SOURCE DOCUMENT:
------------

United States v. Ross, 58 F.3d 154 (5th Cir. 1995)

Two drug dealers sold cocaine to an undercover agent. The agent did not have the correct change to pay the dealers, but they agreed to make the change among themselves. This evidence, alone, did not make the two dealers conspirators. The mere act of making change, albeit for an illegal transaction, does not provide proof beyond a reasonable doubt that the two were conspirators.

United States v. Flores-Chapa, 48 F.3d 156 (5th Cir. 1995)

The evidence was not sufficient to support the defendant’s drug conspiracy conviction. The only evidence linking the defendant to the conspiracy was his possession of a small amount of cocaine, a pager which linked him to other members of the conspiracy, and the unsupported testimony of agents who opined that someone other than the other conspirators was also involved.

United States v. Maltos, 985 F.2d 743 (5th Cir. 1992)

Mere presence and association is not sufficient to support a conspiracy conviction. The government may not prove up a conspiracy merely by presenting evidence placing the defendant in a climate of activity that reeks of something foul. Here, the evidence was insufficient.

United States v. Rosas-Fuentes, 970 F.2d 1379 (5th Cir. 1992)

No evidence supported the inference that the defendant controlled the vehicle in which marijuana was found or that he controlled the marijuana. There was no proof that the defendant even knew of the marijuana hidden in the gas tank. His possession conviction, therefore, was reversed. The government could not rely on a Pinkerton theory because there was no evidence that he knowingly entered into a conspiracy.

United States v. Menesses, 962 F.2d 420 (5th Cir. 1992)

Simply because one associates with conspirators does not mean that a jury can reasonably find that he is a member of the conspiracy. Here, the evidence did not support the inference that the defendant was involved in the conspiracy to distribute drugs. Juries must not be allowed to convict on mere suspicion and innuendo.

United States v. Sacerio, 952 F.2d 860 (5th Cir. 1992)

------------

PROVIDED DATA:
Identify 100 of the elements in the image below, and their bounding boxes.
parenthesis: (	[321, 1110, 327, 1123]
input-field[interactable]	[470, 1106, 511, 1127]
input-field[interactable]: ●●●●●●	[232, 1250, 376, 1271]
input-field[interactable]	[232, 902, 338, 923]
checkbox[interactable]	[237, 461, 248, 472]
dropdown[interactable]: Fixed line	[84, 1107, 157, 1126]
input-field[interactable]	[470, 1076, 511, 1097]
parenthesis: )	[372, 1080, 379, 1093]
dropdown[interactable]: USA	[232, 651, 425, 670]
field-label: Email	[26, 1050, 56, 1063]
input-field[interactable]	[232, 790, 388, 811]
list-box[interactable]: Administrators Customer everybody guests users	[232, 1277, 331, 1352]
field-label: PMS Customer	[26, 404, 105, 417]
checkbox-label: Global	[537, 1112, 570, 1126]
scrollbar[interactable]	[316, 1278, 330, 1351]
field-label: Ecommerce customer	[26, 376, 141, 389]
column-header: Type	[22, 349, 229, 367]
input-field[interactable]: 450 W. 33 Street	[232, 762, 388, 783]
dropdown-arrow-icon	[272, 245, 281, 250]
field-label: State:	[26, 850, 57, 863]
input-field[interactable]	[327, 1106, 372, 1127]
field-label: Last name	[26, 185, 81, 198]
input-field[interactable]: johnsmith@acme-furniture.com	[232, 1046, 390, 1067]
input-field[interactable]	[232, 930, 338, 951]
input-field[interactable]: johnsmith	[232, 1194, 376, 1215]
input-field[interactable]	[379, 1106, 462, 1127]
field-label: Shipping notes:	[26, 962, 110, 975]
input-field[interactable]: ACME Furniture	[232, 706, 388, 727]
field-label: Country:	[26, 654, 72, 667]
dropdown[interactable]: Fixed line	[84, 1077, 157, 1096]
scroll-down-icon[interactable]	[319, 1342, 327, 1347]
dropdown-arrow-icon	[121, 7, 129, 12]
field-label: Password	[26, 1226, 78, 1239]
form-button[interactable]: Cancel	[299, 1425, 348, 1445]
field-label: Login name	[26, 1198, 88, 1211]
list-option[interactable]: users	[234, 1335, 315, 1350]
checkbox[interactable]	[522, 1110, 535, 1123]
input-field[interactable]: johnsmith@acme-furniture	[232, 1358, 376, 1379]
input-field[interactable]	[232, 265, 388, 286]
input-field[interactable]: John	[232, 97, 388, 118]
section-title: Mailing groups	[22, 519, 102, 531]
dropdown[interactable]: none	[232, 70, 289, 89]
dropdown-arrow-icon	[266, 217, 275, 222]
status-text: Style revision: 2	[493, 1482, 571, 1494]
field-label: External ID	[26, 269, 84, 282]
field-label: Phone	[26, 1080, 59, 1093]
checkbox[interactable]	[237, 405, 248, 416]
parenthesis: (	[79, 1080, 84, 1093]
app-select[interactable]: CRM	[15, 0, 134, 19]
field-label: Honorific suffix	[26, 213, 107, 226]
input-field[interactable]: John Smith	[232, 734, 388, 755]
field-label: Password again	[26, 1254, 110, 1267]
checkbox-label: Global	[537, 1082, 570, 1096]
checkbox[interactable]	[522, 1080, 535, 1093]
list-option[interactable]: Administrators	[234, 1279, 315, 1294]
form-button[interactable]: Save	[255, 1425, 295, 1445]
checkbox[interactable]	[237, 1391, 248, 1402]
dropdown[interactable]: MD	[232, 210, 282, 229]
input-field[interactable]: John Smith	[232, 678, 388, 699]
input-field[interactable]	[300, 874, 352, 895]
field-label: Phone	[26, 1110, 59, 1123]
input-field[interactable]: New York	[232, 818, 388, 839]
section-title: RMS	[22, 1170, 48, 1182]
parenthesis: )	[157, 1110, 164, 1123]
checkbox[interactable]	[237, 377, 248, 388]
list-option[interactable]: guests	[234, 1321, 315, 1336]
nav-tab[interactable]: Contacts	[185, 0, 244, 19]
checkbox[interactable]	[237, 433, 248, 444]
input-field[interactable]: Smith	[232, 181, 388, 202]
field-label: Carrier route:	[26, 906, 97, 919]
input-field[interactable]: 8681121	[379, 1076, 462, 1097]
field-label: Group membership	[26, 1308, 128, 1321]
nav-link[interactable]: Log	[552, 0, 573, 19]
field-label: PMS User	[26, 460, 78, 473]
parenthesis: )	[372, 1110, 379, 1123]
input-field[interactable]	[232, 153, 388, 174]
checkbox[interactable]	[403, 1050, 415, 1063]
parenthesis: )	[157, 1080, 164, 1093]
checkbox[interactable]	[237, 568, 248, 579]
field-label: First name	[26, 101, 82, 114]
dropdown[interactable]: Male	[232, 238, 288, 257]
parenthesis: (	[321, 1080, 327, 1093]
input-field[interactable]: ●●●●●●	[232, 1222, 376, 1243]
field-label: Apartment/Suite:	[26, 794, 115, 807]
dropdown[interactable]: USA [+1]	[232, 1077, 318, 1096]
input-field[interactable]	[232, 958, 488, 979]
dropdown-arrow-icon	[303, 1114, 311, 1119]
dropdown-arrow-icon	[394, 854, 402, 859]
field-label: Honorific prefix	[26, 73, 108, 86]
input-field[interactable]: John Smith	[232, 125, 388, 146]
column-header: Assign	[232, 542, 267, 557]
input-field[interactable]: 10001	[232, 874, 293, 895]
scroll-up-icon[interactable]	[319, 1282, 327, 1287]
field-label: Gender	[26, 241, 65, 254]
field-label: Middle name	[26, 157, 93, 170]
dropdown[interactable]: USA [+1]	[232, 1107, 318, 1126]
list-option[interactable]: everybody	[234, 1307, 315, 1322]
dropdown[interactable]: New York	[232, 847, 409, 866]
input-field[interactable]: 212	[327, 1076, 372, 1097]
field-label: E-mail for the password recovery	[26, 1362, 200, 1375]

------------

REQUIRED TASK A: Write out the passage from the case summaries that begins at the words "Two drug dealers" and ends after "743 (5th Cir. 1992)".
REQUIRED TASK B: According to the case summaries, where was the marijuana hidden in United States v. Rosas-Fuentes?
REQUIRED TASK C: Using the case summaries, explain why the defendant's possession conviction in United States v. Rosas-Fuentes was reversed.
The items were drawn from a separate source.

CORRECT RESPONSE A:
Two drug dealers sold cocaine to an undercover agent. The agent did not have the correct change to pay the dealers, but they agreed to make the change among themselves. This evidence, alone, did not make the two dealers conspirators. The mere act of making change, albeit for an illegal transaction, does not provide proof beyond a reasonable doubt that the two were conspirators.

United States v. Flores-Chapa, 48 F.3d 156 (5th Cir. 1995)

The evidence was not sufficient to support the defendant’s drug conspiracy conviction. The only evidence linking the defendant to the conspiracy was his possession of a small amount of cocaine, a pager which linked him to other members of the conspiracy, and the unsupported testimony of agents who opined that someone other than the other conspirators was also involved.

United States v. Maltos, 985 F.2d 743 (5th Cir. 1992)

CORRECT RESPONSE B: In the gas tank.

CORRECT RESPONSE C: No evidence supported the inference that the defendant controlled the vehicle where the marijuana was found or controlled the marijuana itself. There was also no proof that he even knew of the marijuana hidden in the gas tank.